Data items:
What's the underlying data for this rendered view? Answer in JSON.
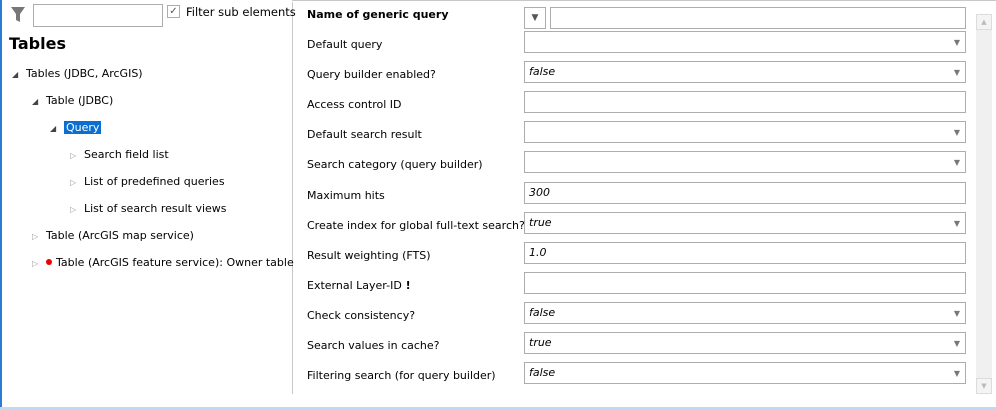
{
  "filter": {
    "icon": "funnel-icon",
    "value": "",
    "checkbox_label": "Filter sub elements",
    "checked": true
  },
  "tree": {
    "title": "Tables",
    "items": [
      {
        "label": "Tables (JDBC, ArcGIS)",
        "expanded": true
      },
      {
        "label": "Table (JDBC)",
        "expanded": true
      },
      {
        "label": "Query",
        "expanded": true,
        "selected": true
      },
      {
        "label": "Search field list",
        "expanded": false
      },
      {
        "label": "List of predefined queries",
        "expanded": false
      },
      {
        "label": "List of search result views",
        "expanded": false
      },
      {
        "label": "Table (ArcGIS map service)",
        "expanded": false
      },
      {
        "label": "Table (ArcGIS feature service): Owner table",
        "expanded": false,
        "error": true
      }
    ]
  },
  "form": {
    "name_label": "Name of generic query",
    "rows": [
      {
        "label": "Default query",
        "value": "",
        "type": "dropdown"
      },
      {
        "label": "Query builder enabled?",
        "value": "false",
        "type": "dropdown"
      },
      {
        "label": "Access control ID",
        "value": "",
        "type": "text"
      },
      {
        "label": "Default search result",
        "value": "",
        "type": "dropdown"
      },
      {
        "label": "Search category (query builder)",
        "value": "",
        "type": "dropdown"
      },
      {
        "label": "Maximum hits",
        "value": "300",
        "type": "text"
      },
      {
        "label": "Create index for global full-text search?",
        "value": "true",
        "type": "dropdown"
      },
      {
        "label": "Result weighting (FTS)",
        "value": "1.0",
        "type": "text"
      },
      {
        "label": "External Layer-ID",
        "marker": "!",
        "value": "",
        "type": "text"
      },
      {
        "label": "Check consistency?",
        "value": "false",
        "type": "dropdown"
      },
      {
        "label": "Search values in cache?",
        "value": "true",
        "type": "dropdown"
      },
      {
        "label": "Filtering search (for query builder)",
        "value": "false",
        "type": "dropdown"
      }
    ]
  },
  "colors": {
    "selection": "#0a6fcf",
    "accent": "#2b7bd4",
    "error_dot": "#e00000"
  }
}
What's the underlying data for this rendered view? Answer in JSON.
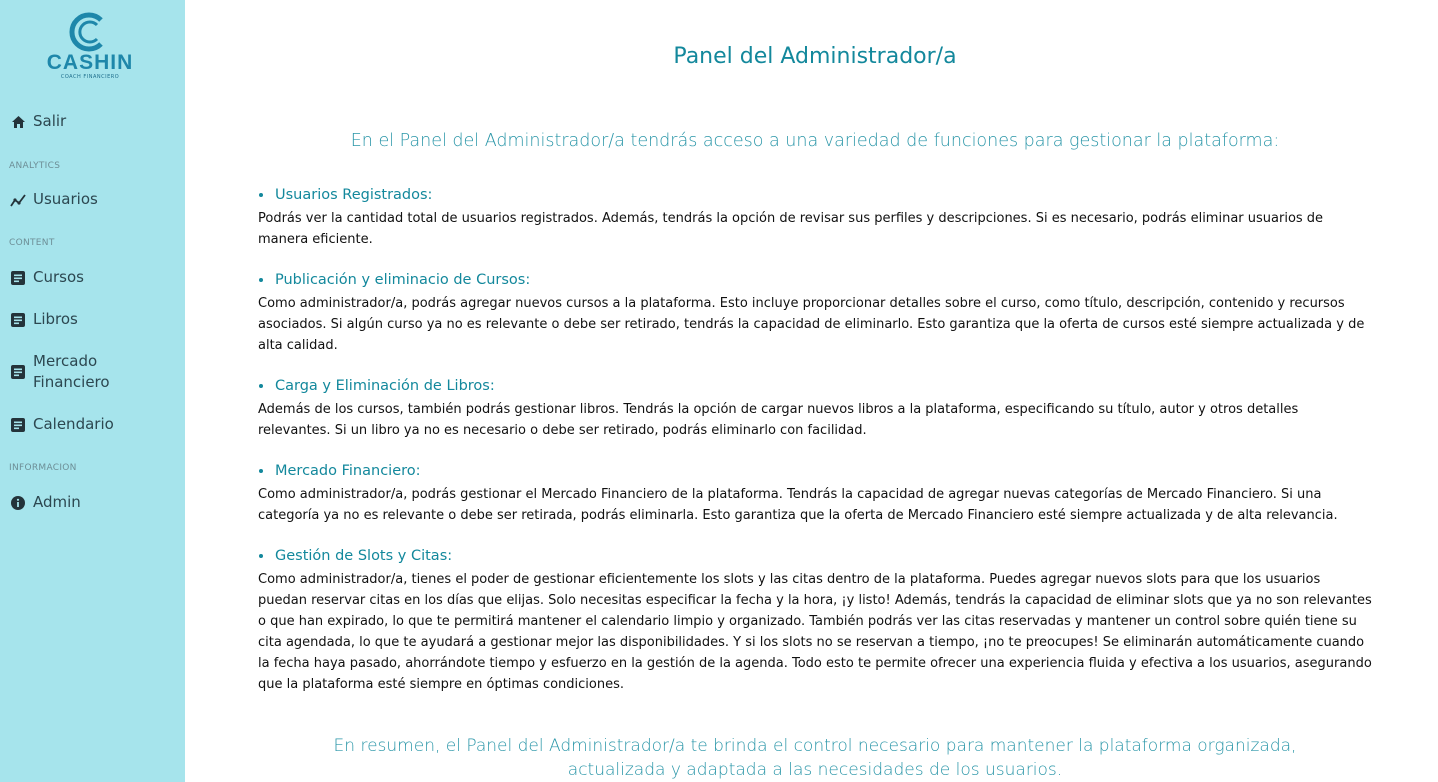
{
  "sidebar": {
    "logo": {
      "name": "CASHIN",
      "tagline": "COACH FINANCIERO"
    },
    "items": [
      {
        "label": "Salir",
        "icon": "home-icon"
      },
      {
        "label": "Usuarios",
        "icon": "analytics-icon"
      },
      {
        "label": "Cursos",
        "icon": "document-icon"
      },
      {
        "label": "Libros",
        "icon": "document-icon"
      },
      {
        "label": "Mercado Financiero",
        "icon": "document-icon"
      },
      {
        "label": "Calendario",
        "icon": "document-icon"
      },
      {
        "label": "Admin",
        "icon": "info-icon"
      }
    ],
    "sections": [
      "ANALYTICS",
      "CONTENT",
      "INFORMACION"
    ]
  },
  "main": {
    "title": "Panel del Administrador/a",
    "intro": "En el Panel del Administrador/a tendrás acceso a una variedad de funciones para gestionar la plataforma:",
    "features": [
      {
        "title": "Usuarios Registrados:",
        "text": "Podrás ver la cantidad total de usuarios registrados. Además, tendrás la opción de revisar sus perfiles y descripciones. Si es necesario, podrás eliminar usuarios de manera eficiente."
      },
      {
        "title": "Publicación y eliminacio de Cursos:",
        "text": "Como administrador/a, podrás agregar nuevos cursos a la plataforma. Esto incluye proporcionar detalles sobre el curso, como título, descripción, contenido y recursos asociados. Si algún curso ya no es relevante o debe ser retirado, tendrás la capacidad de eliminarlo. Esto garantiza que la oferta de cursos esté siempre actualizada y de alta calidad."
      },
      {
        "title": "Carga y Eliminación de Libros:",
        "text": "Además de los cursos, también podrás gestionar libros. Tendrás la opción de cargar nuevos libros a la plataforma, especificando su título, autor y otros detalles relevantes. Si un libro ya no es necesario o debe ser retirado, podrás eliminarlo con facilidad."
      },
      {
        "title": "Mercado Financiero:",
        "text": "Como administrador/a, podrás gestionar el Mercado Financiero de la plataforma. Tendrás la capacidad de agregar nuevas categorías de Mercado Financiero. Si una categoría ya no es relevante o debe ser retirada, podrás eliminarla. Esto garantiza que la oferta de Mercado Financiero esté siempre actualizada y de alta relevancia."
      },
      {
        "title": "Gestión de Slots y Citas:",
        "text": "Como administrador/a, tienes el poder de gestionar eficientemente los slots y las citas dentro de la plataforma. Puedes agregar nuevos slots para que los usuarios puedan reservar citas en los días que elijas. Solo necesitas especificar la fecha y la hora, ¡y listo! Además, tendrás la capacidad de eliminar slots que ya no son relevantes o que han expirado, lo que te permitirá mantener el calendario limpio y organizado. También podrás ver las citas reservadas y mantener un control sobre quién tiene su cita agendada, lo que te ayudará a gestionar mejor las disponibilidades. Y si los slots no se reservan a tiempo, ¡no te preocupes! Se eliminarán automáticamente cuando la fecha haya pasado, ahorrándote tiempo y esfuerzo en la gestión de la agenda. Todo esto te permite ofrecer una experiencia fluida y efectiva a los usuarios, asegurando que la plataforma esté siempre en óptimas condiciones."
      }
    ],
    "summary": "En resumen, el Panel del Administrador/a te brinda el control necesario para mantener la plataforma organizada, actualizada y adaptada a las necesidades de los usuarios."
  },
  "colors": {
    "sidebar_bg": "#a6e4ec",
    "accent": "#13889c",
    "logo": "#1e87aa"
  }
}
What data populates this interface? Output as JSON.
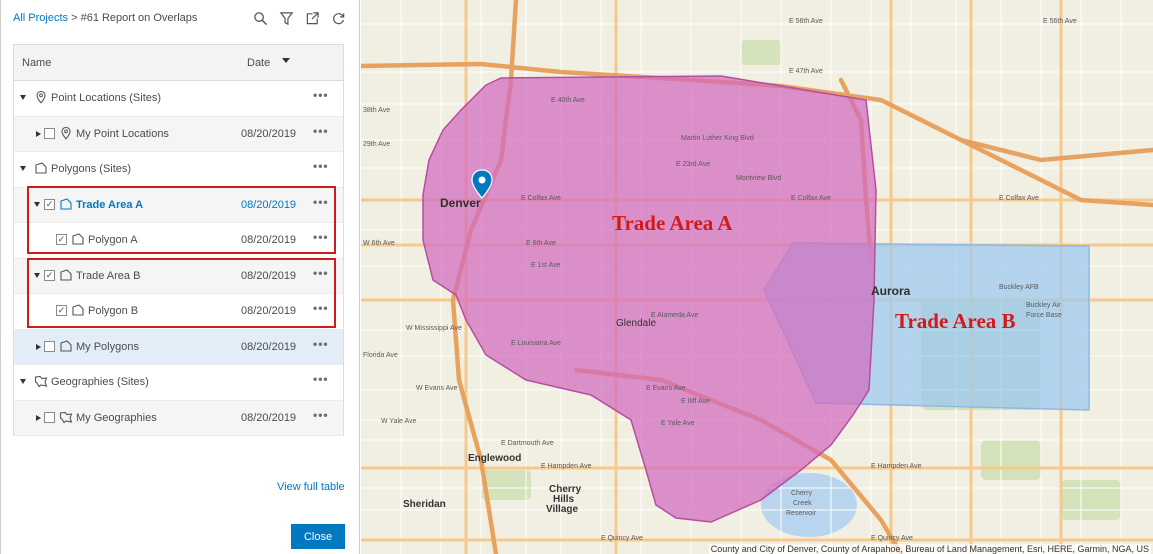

Task objective:
Pull every line containing "builder" from the data.

Correct result:
        "label": "Query builder enabled?",
        "label": "Search category (query builder)",
        "label": "Filtering search (for query builder)",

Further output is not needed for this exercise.